Record excerpts:
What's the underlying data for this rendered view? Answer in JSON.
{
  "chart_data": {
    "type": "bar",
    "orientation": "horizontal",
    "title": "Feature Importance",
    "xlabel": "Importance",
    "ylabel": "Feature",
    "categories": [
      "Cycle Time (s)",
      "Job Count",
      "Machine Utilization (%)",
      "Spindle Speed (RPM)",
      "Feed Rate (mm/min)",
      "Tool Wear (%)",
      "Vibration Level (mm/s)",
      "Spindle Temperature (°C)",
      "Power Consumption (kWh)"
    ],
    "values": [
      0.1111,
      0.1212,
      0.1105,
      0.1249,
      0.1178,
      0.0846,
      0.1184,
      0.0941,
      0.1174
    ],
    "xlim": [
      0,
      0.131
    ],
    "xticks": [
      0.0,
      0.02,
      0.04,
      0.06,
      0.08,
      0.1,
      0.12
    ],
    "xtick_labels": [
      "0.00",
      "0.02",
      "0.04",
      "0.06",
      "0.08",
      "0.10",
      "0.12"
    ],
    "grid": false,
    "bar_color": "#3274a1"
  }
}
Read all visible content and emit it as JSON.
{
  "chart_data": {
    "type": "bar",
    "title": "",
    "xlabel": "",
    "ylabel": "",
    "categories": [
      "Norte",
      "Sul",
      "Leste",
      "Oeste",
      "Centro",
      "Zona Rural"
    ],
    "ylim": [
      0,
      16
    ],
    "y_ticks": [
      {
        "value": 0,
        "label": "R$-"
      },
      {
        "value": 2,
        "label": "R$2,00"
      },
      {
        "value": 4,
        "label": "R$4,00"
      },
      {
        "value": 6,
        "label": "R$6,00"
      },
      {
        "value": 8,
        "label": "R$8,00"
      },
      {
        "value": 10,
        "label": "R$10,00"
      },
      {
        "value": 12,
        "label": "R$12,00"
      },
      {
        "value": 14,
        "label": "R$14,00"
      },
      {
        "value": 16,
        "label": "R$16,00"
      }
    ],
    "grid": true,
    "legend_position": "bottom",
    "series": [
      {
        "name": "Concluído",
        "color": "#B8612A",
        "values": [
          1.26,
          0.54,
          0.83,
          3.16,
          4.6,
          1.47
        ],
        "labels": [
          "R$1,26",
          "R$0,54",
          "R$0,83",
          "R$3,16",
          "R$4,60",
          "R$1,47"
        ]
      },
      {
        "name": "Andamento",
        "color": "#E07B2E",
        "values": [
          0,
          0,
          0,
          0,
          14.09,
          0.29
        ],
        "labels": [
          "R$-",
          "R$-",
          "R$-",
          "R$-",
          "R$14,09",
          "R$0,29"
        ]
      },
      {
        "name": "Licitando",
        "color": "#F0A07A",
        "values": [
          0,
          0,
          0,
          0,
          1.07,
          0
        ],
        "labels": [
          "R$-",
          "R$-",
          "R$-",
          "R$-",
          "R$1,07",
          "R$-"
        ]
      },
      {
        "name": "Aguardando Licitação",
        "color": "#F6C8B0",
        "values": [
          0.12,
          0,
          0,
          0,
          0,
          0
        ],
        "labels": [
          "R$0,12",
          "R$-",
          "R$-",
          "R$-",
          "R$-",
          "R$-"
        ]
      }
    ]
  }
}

Problem requirements: Show all lines above holding "Importance".

Written response:
    "title": "Feature Importance",
    "xlabel": "Importance",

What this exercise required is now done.